*THE EXERCISE*
Give every line from the entries that contains "Activitatea".

*DATA IN THIS EXERCISE*
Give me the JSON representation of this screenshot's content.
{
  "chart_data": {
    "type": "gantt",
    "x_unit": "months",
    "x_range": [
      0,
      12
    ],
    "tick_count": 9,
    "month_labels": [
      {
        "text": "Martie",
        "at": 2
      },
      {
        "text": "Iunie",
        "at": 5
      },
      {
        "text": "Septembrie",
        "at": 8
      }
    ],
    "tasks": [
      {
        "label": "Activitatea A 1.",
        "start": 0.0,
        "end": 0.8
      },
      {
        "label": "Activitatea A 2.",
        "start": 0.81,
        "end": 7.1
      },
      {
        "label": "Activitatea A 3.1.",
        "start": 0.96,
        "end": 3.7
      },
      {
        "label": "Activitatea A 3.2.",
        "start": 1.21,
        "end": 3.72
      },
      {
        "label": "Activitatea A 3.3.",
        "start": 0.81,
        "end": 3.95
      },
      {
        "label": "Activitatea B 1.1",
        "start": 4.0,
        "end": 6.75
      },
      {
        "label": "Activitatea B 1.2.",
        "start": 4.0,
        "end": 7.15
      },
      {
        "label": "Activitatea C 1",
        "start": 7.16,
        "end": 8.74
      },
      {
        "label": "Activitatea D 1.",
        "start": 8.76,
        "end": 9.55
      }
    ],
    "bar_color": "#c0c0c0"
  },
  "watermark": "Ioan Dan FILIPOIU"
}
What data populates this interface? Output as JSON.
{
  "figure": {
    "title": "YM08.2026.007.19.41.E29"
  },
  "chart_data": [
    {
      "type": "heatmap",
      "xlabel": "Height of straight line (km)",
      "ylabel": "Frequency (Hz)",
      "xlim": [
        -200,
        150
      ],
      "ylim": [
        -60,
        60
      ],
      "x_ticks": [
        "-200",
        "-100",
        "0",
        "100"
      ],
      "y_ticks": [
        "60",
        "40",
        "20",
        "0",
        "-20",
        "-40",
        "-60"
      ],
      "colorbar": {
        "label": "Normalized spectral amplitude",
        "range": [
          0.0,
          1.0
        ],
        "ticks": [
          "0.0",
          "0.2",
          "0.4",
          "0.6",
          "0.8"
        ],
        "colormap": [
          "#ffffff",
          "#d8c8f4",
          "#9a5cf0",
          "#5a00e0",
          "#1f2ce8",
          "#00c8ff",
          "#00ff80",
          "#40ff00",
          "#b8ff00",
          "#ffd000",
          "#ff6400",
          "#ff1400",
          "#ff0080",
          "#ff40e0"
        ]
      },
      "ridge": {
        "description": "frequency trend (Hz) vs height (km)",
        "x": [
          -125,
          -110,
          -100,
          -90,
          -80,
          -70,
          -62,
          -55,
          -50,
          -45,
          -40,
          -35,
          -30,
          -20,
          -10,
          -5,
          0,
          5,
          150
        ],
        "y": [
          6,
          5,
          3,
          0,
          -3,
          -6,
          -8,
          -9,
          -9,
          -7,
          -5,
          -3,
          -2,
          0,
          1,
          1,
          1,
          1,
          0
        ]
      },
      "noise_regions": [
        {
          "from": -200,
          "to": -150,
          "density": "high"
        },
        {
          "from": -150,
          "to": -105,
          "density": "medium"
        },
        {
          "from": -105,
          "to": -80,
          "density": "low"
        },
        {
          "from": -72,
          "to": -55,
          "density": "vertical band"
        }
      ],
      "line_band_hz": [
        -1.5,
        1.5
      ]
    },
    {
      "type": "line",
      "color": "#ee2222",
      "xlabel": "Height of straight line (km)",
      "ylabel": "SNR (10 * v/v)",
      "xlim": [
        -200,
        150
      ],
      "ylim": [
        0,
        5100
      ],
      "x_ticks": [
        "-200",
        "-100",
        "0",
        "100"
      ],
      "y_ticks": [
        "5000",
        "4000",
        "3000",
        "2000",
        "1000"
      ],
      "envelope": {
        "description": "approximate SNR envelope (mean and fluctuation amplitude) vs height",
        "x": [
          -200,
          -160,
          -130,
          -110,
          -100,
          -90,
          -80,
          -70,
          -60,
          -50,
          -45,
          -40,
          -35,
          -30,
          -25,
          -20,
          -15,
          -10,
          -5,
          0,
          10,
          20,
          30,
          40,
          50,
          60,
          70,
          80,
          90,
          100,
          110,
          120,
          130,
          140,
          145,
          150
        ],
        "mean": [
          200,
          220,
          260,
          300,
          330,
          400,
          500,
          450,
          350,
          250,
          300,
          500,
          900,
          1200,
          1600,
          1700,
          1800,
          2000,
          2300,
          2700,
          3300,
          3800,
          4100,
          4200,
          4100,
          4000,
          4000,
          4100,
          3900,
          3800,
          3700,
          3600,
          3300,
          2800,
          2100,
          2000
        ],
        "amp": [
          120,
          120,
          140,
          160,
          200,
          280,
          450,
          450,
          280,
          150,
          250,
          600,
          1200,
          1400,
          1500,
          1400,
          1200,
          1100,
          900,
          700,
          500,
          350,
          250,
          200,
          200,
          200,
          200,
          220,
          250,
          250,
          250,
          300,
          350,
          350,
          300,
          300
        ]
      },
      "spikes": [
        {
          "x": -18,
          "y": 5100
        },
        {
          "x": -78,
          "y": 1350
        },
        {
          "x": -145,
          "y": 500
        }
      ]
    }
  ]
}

*ANSWER TO THIS EXERCISE*
        "label": "Activitatea A 1.",
        "label": "Activitatea A 2.",
        "label": "Activitatea A 3.1.",
        "label": "Activitatea A 3.2.",
        "label": "Activitatea A 3.3.",
        "label": "Activitatea B 1.1",
        "label": "Activitatea B 1.2.",
        "label": "Activitatea C 1",
        "label": "Activitatea D 1.",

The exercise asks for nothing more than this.